* WHAT NEEDS TO BE DONE *
Wherever the string "pointers" appears in a line, extract that line.

* ENTRIES PROVIDED *
------------------------------------------------------------

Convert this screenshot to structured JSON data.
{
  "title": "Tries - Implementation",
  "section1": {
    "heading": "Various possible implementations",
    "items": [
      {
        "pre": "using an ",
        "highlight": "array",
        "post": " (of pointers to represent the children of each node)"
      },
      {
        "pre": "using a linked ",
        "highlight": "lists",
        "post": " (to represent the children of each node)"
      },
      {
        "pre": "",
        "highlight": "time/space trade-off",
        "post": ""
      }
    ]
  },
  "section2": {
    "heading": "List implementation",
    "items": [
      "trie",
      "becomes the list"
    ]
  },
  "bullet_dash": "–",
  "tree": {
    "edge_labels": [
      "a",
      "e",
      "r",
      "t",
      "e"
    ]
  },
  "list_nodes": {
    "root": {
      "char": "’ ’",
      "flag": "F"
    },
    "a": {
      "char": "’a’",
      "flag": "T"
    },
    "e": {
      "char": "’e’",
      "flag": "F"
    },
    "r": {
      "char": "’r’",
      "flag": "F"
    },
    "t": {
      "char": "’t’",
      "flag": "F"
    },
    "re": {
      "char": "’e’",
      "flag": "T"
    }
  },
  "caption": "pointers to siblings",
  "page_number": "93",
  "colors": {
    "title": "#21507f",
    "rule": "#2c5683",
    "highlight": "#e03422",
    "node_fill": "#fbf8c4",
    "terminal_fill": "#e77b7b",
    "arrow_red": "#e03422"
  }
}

------------------------------------------------------------

* SOLUTION TO THIS EXERCISE *
        "post": " (of pointers to represent the children of each node)"
  "caption": "pointers to siblings",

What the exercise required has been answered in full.